SHORT TASK
Copy out the lines that include the word "Alhenaky".

PROVIDED DATA
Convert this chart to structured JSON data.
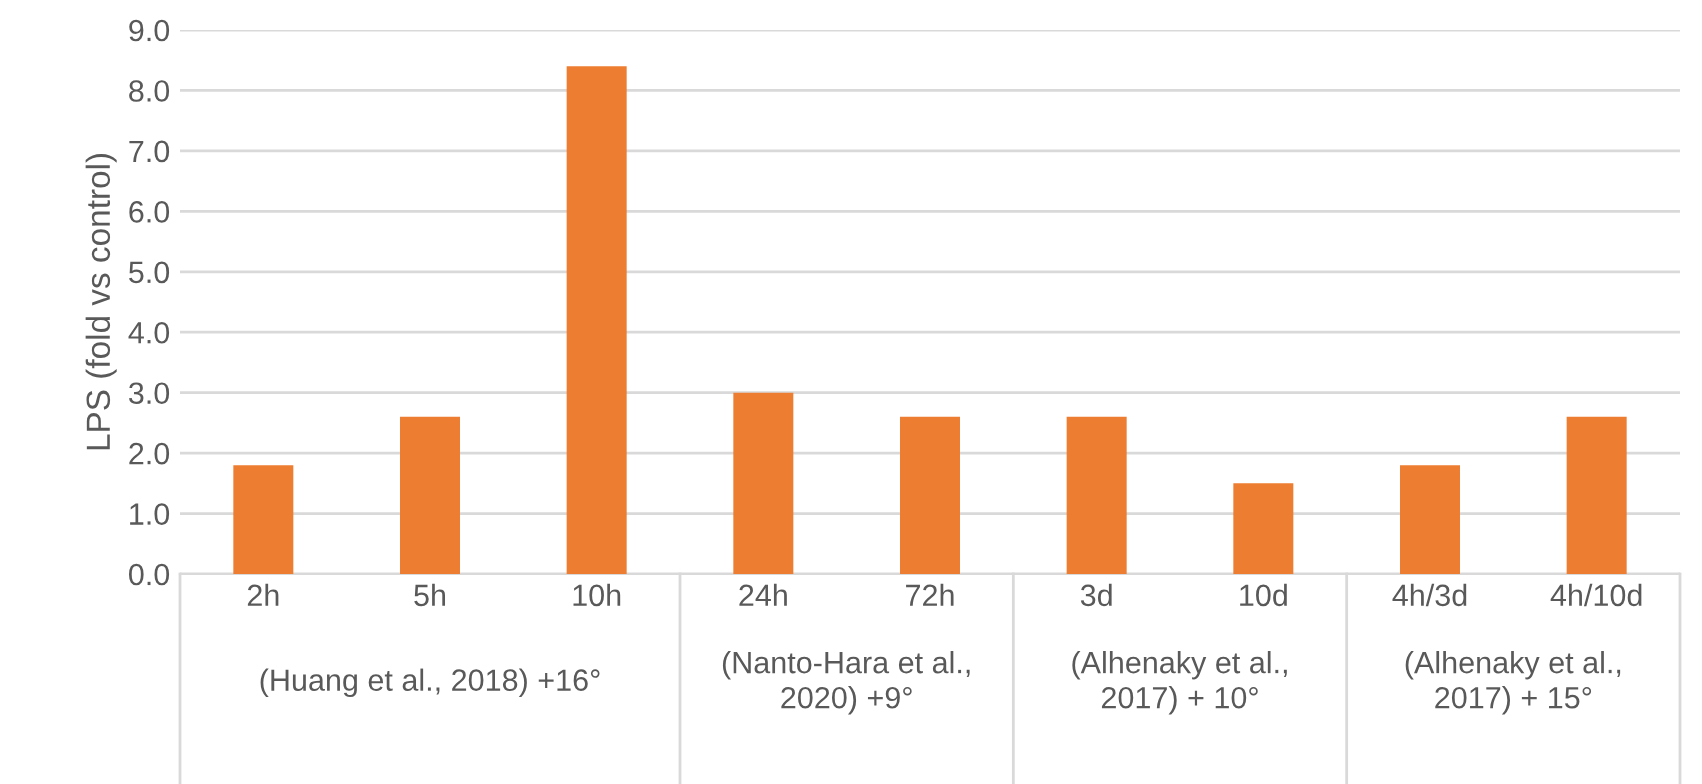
{
  "chart_data": {
    "type": "bar",
    "ylabel": "LPS (fold vs control)",
    "categories": [
      "2h",
      "5h",
      "10h",
      "24h",
      "72h",
      "3d",
      "10d",
      "4h/3d",
      "4h/10d"
    ],
    "values": [
      1.8,
      2.6,
      8.4,
      3.0,
      2.6,
      2.6,
      1.5,
      1.8,
      2.6
    ],
    "color": "#ed7d31",
    "ylim": [
      0,
      9
    ],
    "yticks": [
      {
        "value": 0,
        "label": "0.0"
      },
      {
        "value": 1,
        "label": "1.0"
      },
      {
        "value": 2,
        "label": "2.0"
      },
      {
        "value": 3,
        "label": "3.0"
      },
      {
        "value": 4,
        "label": "4.0"
      },
      {
        "value": 5,
        "label": "5.0"
      },
      {
        "value": 6,
        "label": "6.0"
      },
      {
        "value": 7,
        "label": "7.0"
      },
      {
        "value": 8,
        "label": "8.0"
      },
      {
        "value": 9,
        "label": "9.0"
      }
    ],
    "grid": "y",
    "annotations": [
      "(Huang et al., 2018) +16°",
      "(Nanto-Hara et al.,\n2020) +9°",
      "(Alhenaky et al.,\n2017) + 10°",
      "(Alhenaky et al.,\n2017) + 15°"
    ]
  }
}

WORKED ANSWER
      "(Alhenaky et al.,\n2017) + 10°",
      "(Alhenaky et al.,\n2017) + 15°"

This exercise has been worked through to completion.